[Element location data]
►
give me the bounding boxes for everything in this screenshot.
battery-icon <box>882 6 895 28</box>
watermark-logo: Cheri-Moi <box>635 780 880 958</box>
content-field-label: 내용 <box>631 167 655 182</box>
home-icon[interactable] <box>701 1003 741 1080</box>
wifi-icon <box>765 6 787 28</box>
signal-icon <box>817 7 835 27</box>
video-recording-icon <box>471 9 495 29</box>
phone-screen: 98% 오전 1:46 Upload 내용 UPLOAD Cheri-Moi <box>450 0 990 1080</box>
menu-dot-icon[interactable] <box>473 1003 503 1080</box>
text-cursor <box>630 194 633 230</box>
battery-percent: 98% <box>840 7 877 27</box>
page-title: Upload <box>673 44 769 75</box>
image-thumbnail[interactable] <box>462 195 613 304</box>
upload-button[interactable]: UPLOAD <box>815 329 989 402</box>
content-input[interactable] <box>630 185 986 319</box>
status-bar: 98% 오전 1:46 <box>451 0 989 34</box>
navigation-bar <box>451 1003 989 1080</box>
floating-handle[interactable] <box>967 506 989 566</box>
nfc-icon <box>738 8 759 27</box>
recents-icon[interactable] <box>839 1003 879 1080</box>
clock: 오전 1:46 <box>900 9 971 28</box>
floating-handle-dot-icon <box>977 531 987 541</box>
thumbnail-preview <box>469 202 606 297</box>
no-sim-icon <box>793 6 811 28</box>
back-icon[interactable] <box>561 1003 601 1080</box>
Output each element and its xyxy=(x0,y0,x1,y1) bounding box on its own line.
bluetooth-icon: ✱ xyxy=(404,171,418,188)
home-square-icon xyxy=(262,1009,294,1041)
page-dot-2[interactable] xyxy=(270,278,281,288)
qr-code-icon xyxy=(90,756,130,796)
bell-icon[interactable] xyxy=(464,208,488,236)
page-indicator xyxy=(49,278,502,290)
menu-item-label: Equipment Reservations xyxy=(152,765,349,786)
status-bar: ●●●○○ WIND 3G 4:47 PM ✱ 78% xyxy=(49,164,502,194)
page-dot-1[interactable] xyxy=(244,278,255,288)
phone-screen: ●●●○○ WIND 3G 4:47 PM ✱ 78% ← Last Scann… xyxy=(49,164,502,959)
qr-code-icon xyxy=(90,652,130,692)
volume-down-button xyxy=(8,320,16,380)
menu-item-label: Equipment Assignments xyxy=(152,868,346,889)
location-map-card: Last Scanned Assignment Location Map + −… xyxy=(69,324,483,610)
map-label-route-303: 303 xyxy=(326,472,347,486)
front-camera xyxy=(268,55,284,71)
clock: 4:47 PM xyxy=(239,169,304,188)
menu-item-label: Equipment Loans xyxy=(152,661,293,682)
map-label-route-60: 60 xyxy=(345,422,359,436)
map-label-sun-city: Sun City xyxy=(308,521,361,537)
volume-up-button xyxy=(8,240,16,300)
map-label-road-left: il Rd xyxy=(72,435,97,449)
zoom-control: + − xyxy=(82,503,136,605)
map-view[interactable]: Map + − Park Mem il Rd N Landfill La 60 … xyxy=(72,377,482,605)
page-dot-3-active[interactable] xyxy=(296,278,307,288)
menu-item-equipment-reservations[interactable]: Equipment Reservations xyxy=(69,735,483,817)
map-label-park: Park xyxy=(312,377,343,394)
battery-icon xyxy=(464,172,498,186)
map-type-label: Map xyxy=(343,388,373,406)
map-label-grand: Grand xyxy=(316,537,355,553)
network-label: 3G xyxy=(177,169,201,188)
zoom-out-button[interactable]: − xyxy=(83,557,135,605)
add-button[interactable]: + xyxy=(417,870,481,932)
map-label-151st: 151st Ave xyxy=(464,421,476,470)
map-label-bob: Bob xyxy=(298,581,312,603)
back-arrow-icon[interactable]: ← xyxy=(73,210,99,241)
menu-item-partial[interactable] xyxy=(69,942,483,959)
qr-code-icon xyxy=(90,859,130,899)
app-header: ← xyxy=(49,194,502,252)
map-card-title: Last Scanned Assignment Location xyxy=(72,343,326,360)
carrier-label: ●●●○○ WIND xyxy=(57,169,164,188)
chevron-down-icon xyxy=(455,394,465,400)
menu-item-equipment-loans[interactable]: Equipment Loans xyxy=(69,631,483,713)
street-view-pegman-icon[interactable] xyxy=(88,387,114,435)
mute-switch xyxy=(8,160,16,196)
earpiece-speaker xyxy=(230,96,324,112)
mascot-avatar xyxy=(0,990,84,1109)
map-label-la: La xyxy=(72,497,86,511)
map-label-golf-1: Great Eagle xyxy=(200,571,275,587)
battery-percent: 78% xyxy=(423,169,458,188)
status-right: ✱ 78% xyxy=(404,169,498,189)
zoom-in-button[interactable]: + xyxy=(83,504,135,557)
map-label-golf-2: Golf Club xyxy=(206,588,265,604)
◄
* _Directions for this task_: Revise the material above by replacing each instance of "qr-code-icon" with "qr-icon". Keep every other line and character unchanged.

* _Answer to the task_:
give me the bounding boxes for everything in this screenshot.
battery-icon <box>882 6 895 28</box>
watermark-logo: Cheri-Moi <box>635 780 880 958</box>
content-field-label: 내용 <box>631 167 655 182</box>
home-icon[interactable] <box>701 1003 741 1080</box>
wifi-icon <box>765 6 787 28</box>
signal-icon <box>817 7 835 27</box>
video-recording-icon <box>471 9 495 29</box>
phone-screen: 98% 오전 1:46 Upload 내용 UPLOAD Cheri-Moi <box>450 0 990 1080</box>
menu-dot-icon[interactable] <box>473 1003 503 1080</box>
text-cursor <box>630 194 633 230</box>
battery-percent: 98% <box>840 7 877 27</box>
page-title: Upload <box>673 44 769 75</box>
image-thumbnail[interactable] <box>462 195 613 304</box>
upload-button[interactable]: UPLOAD <box>815 329 989 402</box>
content-input[interactable] <box>630 185 986 319</box>
status-bar: 98% 오전 1:46 <box>451 0 989 34</box>
navigation-bar <box>451 1003 989 1080</box>
floating-handle[interactable] <box>967 506 989 566</box>
nfc-icon <box>738 8 759 27</box>
recents-icon[interactable] <box>839 1003 879 1080</box>
clock: 오전 1:46 <box>900 9 971 28</box>
floating-handle-dot-icon <box>977 531 987 541</box>
thumbnail-preview <box>469 202 606 297</box>
no-sim-icon <box>793 6 811 28</box>
back-icon[interactable] <box>561 1003 601 1080</box>
Output each element and its xyxy=(x0,y0,x1,y1) bounding box on its own line.
bluetooth-icon: ✱ xyxy=(404,171,418,188)
home-square-icon xyxy=(262,1009,294,1041)
page-dot-2[interactable] xyxy=(270,278,281,288)
qr-icon xyxy=(90,756,130,796)
bell-icon[interactable] xyxy=(464,208,488,236)
page-indicator xyxy=(49,278,502,290)
menu-item-label: Equipment Reservations xyxy=(152,765,349,786)
status-bar: ●●●○○ WIND 3G 4:47 PM ✱ 78% xyxy=(49,164,502,194)
page-dot-1[interactable] xyxy=(244,278,255,288)
phone-screen: ●●●○○ WIND 3G 4:47 PM ✱ 78% ← Last Scann… xyxy=(49,164,502,959)
qr-icon xyxy=(90,652,130,692)
volume-down-button xyxy=(8,320,16,380)
menu-item-label: Equipment Assignments xyxy=(152,868,346,889)
location-map-card: Last Scanned Assignment Location Map + −… xyxy=(69,324,483,610)
map-label-route-303: 303 xyxy=(326,472,347,486)
front-camera xyxy=(268,55,284,71)
clock: 4:47 PM xyxy=(239,169,304,188)
menu-item-label: Equipment Loans xyxy=(152,661,293,682)
map-label-route-60: 60 xyxy=(345,422,359,436)
map-label-sun-city: Sun City xyxy=(308,521,361,537)
volume-up-button xyxy=(8,240,16,300)
map-label-road-left: il Rd xyxy=(72,435,97,449)
zoom-control: + − xyxy=(82,503,136,605)
map-view[interactable]: Map + − Park Mem il Rd N Landfill La 60 … xyxy=(72,377,482,605)
page-dot-3-active[interactable] xyxy=(296,278,307,288)
menu-item-equipment-reservations[interactable]: Equipment Reservations xyxy=(69,735,483,817)
map-label-park: Park xyxy=(312,377,343,394)
battery-icon xyxy=(464,172,498,186)
map-type-label: Map xyxy=(343,388,373,406)
map-label-grand: Grand xyxy=(316,537,355,553)
network-label: 3G xyxy=(177,169,201,188)
zoom-out-button[interactable]: − xyxy=(83,557,135,605)
add-button[interactable]: + xyxy=(417,870,481,932)
map-label-151st: 151st Ave xyxy=(464,421,476,470)
map-label-bob: Bob xyxy=(298,581,312,603)
back-arrow-icon[interactable]: ← xyxy=(73,210,99,241)
menu-item-partial[interactable] xyxy=(69,942,483,959)
qr-icon xyxy=(90,859,130,899)
app-header: ← xyxy=(49,194,502,252)
map-card-title: Last Scanned Assignment Location xyxy=(72,343,326,360)
carrier-label: ●●●○○ WIND xyxy=(57,169,164,188)
chevron-down-icon xyxy=(455,394,465,400)
menu-item-equipment-loans[interactable]: Equipment Loans xyxy=(69,631,483,713)
street-view-pegman-icon[interactable] xyxy=(88,387,114,435)
mute-switch xyxy=(8,160,16,196)
earpiece-speaker xyxy=(230,96,324,112)
mascot-avatar xyxy=(0,990,84,1109)
map-label-la: La xyxy=(72,497,86,511)
map-label-golf-1: Great Eagle xyxy=(200,571,275,587)
battery-percent: 78% xyxy=(423,169,458,188)
status-right: ✱ 78% xyxy=(404,169,498,189)
zoom-in-button[interactable]: + xyxy=(83,504,135,557)
map-label-golf-2: Golf Club xyxy=(206,588,265,604)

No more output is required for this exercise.